> [Task prompt]: In the listing below, locate the lines that hold the string "contact". Copy those lines.
— START Items —
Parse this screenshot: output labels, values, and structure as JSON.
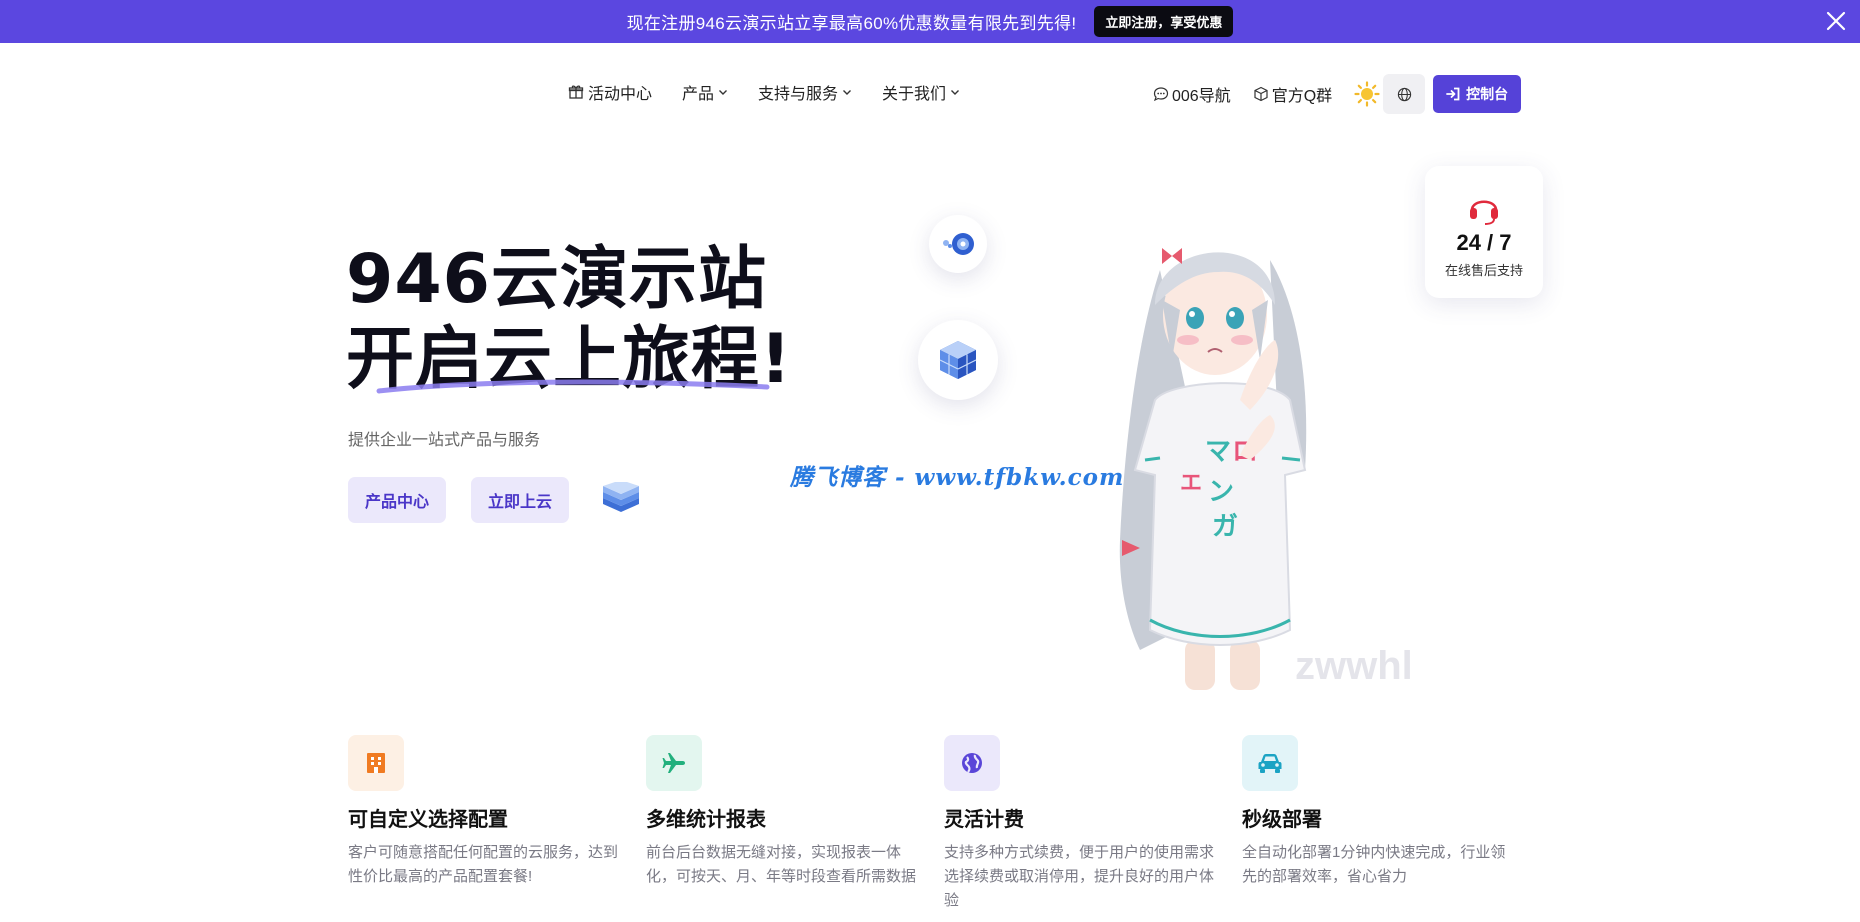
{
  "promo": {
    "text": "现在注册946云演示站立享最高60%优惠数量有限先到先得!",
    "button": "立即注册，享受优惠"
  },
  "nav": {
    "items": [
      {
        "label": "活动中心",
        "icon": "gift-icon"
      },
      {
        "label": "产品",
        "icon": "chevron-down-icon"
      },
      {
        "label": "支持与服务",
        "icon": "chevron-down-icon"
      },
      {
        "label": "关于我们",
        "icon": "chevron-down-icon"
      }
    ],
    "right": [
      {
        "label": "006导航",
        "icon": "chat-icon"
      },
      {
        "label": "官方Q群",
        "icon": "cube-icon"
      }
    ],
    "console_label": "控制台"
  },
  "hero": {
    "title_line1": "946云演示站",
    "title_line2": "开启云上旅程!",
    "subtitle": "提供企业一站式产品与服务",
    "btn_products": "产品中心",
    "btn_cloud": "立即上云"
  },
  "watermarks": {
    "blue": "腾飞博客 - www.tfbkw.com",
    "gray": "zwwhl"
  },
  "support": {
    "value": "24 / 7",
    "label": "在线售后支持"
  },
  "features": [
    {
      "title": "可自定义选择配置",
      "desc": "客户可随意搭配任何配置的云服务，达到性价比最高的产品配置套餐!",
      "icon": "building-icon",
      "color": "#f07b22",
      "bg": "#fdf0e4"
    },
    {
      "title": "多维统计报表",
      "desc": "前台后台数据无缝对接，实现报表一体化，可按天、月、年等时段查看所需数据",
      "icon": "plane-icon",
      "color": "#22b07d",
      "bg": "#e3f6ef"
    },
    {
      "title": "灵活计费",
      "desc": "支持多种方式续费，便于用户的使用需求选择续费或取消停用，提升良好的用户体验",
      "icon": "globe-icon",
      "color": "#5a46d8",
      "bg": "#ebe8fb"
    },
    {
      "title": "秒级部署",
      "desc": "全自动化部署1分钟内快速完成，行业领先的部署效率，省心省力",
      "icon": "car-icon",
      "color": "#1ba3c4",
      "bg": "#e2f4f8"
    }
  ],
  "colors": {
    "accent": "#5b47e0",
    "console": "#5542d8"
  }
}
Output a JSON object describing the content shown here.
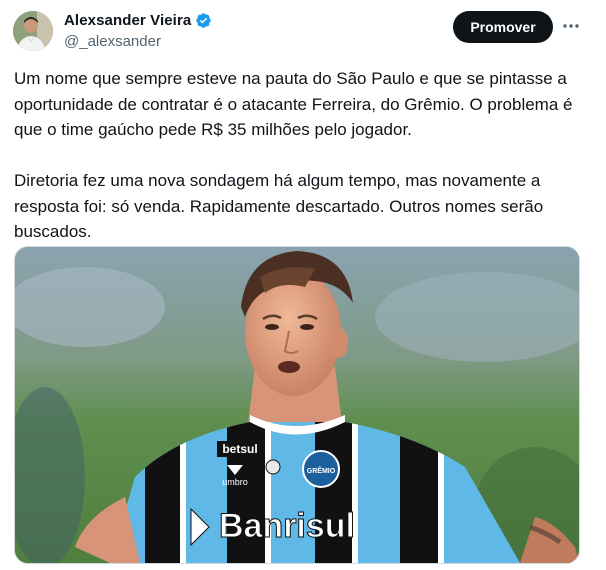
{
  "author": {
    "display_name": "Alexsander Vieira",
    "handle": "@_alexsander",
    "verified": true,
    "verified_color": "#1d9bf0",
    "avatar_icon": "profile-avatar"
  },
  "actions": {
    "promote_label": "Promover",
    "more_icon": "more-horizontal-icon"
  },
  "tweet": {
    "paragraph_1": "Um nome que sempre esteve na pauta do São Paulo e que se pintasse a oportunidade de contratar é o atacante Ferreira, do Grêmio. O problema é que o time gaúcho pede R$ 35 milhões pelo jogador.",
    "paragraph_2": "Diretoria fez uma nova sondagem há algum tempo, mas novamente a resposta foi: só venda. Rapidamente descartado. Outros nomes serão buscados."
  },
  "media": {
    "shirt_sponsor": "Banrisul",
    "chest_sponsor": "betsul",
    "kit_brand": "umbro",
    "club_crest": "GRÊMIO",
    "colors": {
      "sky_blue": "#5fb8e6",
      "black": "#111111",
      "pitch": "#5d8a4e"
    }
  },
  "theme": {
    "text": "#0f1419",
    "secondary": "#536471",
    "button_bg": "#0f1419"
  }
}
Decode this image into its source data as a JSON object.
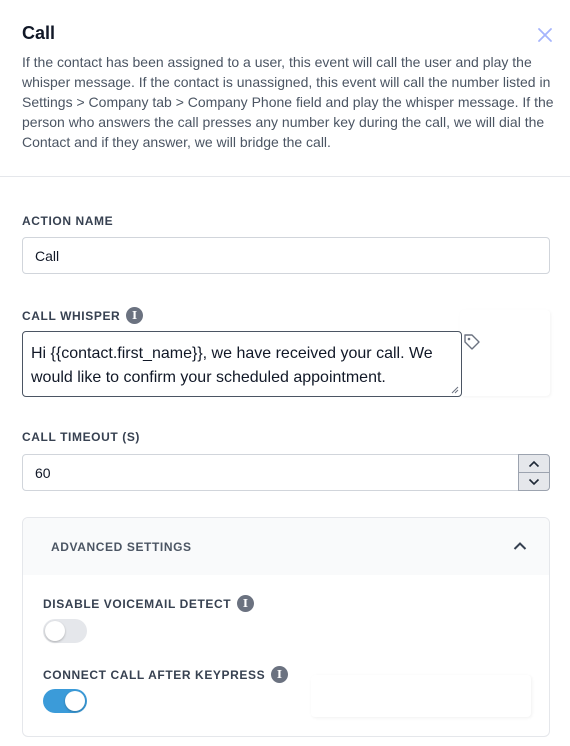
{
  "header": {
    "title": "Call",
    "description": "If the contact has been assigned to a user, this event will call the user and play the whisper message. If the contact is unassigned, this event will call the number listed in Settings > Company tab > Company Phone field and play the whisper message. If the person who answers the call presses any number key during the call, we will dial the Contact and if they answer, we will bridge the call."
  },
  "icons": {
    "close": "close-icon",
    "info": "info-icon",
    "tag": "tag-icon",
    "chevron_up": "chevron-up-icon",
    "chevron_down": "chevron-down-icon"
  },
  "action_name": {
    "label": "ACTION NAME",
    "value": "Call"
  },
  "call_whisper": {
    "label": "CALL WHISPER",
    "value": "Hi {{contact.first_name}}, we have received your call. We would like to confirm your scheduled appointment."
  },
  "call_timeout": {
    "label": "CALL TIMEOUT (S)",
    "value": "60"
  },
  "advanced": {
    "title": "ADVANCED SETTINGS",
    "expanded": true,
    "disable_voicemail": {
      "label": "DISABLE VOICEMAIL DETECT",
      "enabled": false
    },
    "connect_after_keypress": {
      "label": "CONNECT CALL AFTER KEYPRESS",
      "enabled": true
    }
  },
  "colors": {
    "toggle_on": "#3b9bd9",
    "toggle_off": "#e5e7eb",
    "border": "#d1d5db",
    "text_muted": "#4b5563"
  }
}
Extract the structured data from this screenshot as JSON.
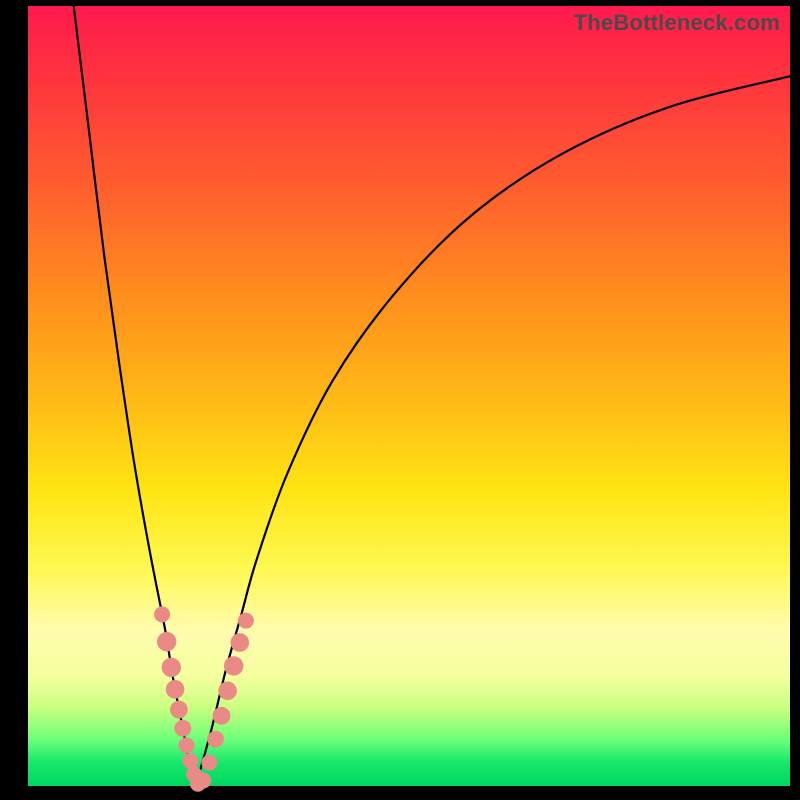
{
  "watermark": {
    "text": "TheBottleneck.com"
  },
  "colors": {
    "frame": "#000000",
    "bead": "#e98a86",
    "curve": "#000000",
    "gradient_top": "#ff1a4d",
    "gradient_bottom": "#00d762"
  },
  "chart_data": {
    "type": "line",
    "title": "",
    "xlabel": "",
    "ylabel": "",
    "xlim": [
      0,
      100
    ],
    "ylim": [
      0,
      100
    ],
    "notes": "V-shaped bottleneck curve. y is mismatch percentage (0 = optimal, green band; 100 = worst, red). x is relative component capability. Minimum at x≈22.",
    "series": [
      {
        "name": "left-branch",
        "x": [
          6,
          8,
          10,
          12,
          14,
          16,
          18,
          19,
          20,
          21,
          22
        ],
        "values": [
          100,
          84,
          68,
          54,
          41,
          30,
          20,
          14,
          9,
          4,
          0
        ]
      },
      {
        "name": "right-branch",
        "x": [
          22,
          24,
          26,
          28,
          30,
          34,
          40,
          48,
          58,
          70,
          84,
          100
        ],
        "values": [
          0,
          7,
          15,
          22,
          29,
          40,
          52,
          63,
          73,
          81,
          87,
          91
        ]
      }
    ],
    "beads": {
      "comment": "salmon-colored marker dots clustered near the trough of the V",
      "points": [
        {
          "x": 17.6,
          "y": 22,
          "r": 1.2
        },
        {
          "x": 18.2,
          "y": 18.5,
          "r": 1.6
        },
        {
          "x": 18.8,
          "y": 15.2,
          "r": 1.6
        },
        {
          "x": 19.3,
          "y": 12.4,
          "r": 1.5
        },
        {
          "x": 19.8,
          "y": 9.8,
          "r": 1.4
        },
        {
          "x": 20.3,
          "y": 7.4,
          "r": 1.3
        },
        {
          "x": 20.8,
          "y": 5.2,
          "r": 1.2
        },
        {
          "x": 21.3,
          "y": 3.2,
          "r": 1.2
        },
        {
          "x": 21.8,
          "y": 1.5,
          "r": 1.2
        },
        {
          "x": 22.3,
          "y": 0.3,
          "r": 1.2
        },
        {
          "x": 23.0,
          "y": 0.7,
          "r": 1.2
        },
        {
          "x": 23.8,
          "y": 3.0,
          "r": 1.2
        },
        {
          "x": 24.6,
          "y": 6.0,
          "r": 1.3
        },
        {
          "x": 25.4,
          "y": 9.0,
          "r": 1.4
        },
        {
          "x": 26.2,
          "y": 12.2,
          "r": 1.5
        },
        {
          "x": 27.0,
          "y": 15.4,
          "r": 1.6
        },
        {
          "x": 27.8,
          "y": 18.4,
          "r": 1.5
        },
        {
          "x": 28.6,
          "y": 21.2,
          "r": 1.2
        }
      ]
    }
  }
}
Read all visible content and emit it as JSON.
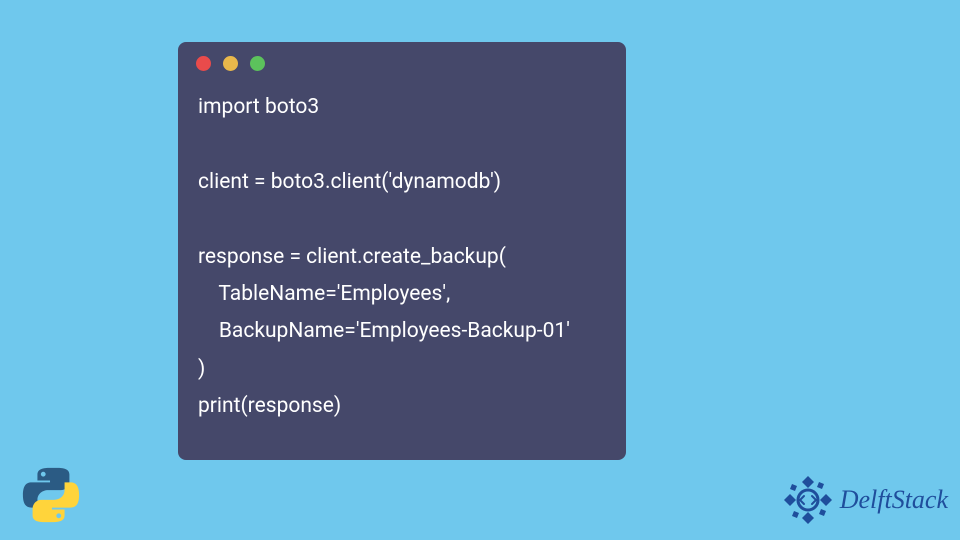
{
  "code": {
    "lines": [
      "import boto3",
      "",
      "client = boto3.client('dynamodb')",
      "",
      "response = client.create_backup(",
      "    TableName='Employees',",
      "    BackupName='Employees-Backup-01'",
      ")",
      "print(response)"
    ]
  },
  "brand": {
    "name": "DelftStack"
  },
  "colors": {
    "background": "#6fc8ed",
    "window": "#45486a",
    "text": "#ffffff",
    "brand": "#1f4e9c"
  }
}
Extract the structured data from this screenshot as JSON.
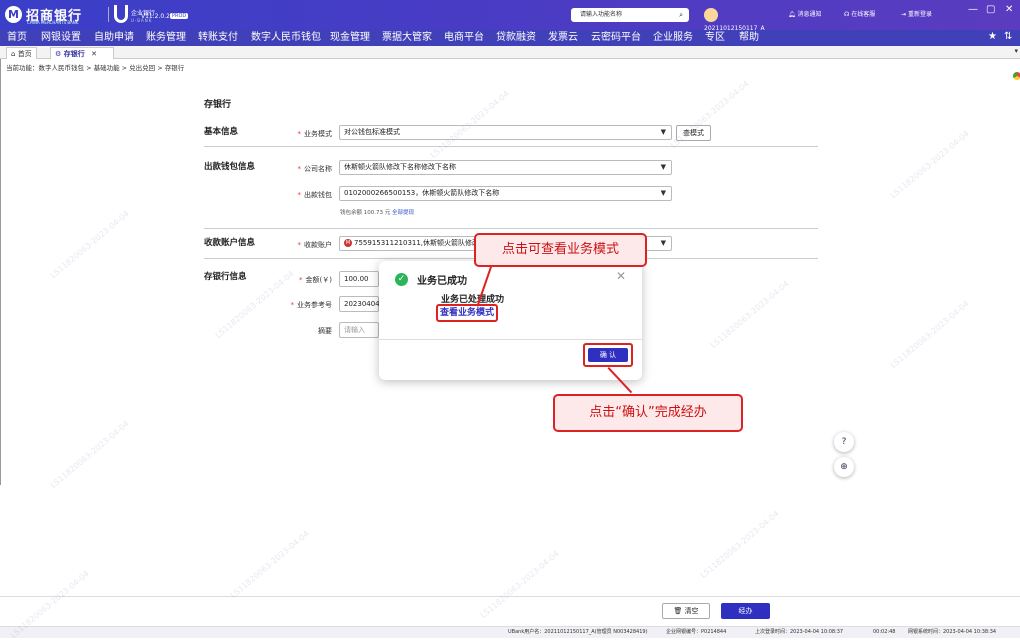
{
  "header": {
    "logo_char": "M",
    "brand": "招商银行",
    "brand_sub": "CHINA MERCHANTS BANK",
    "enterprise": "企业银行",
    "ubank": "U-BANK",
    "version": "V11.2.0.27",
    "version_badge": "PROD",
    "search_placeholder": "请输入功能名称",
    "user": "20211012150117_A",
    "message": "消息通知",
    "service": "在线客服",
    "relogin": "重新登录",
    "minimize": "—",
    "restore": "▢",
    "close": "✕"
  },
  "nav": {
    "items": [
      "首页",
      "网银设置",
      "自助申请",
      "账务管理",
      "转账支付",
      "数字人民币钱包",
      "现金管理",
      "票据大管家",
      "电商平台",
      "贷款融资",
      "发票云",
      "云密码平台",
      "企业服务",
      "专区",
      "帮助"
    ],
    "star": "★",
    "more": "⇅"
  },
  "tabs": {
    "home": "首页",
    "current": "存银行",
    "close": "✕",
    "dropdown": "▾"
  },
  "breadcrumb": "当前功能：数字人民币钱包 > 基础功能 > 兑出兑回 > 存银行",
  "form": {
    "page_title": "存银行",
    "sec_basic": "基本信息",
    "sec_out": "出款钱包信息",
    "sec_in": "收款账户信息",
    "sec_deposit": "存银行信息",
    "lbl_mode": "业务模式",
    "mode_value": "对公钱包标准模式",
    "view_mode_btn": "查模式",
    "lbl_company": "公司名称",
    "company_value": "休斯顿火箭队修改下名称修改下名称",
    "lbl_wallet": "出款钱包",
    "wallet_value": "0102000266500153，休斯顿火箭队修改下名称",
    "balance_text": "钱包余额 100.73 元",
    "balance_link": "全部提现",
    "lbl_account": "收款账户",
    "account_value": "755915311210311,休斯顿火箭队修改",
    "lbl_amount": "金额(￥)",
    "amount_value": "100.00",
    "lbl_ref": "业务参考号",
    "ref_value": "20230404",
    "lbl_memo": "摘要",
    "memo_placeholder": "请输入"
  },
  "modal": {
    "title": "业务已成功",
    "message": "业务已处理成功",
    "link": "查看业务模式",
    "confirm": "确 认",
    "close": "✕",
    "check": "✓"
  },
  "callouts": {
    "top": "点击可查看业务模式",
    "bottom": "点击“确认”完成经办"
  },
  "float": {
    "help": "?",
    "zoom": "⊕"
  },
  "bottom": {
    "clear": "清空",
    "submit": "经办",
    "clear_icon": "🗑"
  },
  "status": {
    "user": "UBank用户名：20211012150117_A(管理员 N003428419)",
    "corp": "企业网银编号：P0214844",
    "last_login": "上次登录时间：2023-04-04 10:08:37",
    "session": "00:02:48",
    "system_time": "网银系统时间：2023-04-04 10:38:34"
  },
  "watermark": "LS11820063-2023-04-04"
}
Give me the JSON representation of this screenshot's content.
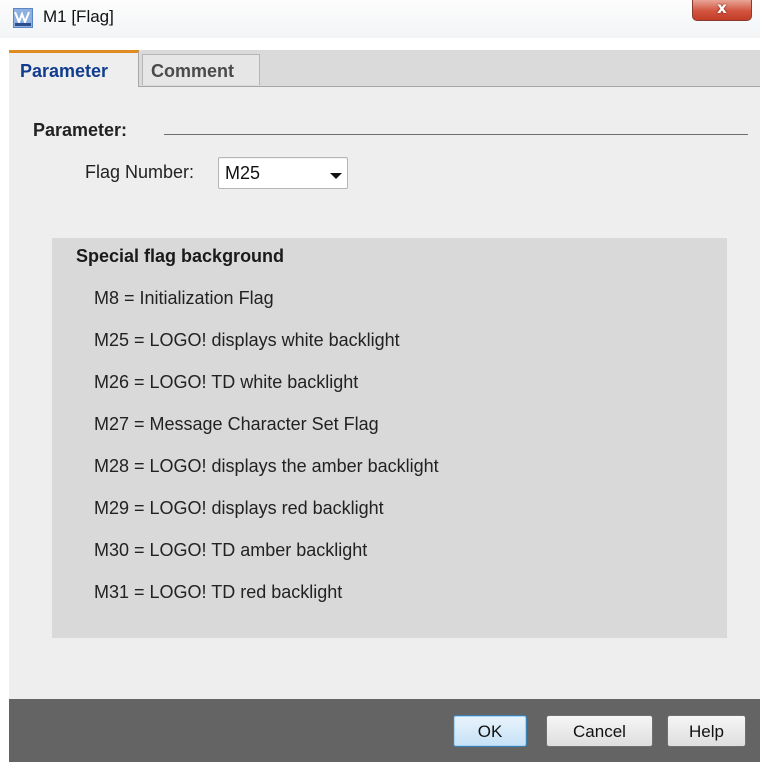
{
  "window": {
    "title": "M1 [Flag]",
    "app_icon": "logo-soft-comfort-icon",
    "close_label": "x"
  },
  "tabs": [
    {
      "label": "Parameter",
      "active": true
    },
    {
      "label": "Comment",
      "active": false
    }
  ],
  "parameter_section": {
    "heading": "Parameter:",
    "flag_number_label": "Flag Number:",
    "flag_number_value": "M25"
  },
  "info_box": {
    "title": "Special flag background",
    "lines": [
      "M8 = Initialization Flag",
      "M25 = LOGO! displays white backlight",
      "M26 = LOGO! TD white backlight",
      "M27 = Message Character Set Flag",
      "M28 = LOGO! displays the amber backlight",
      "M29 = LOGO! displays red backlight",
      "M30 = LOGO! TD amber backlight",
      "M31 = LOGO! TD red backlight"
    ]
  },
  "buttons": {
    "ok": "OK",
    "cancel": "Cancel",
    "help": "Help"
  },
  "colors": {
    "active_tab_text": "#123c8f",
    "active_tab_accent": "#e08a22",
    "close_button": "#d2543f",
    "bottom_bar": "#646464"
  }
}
— END Items —
> [Task answer]:
    "description": "If the contact has been assigned to a user, this event will call the user and play the whisper message. If the contact is unassigned, this event will call the number listed in Settings > Company tab > Company Phone field and play the whisper message. If the person who answers the call presses any number key during the call, we will dial the Contact and if they answer, we will bridge the call."
    "value": "Hi {{contact.first_name}}, we have received your call. We would like to confirm your scheduled appointment."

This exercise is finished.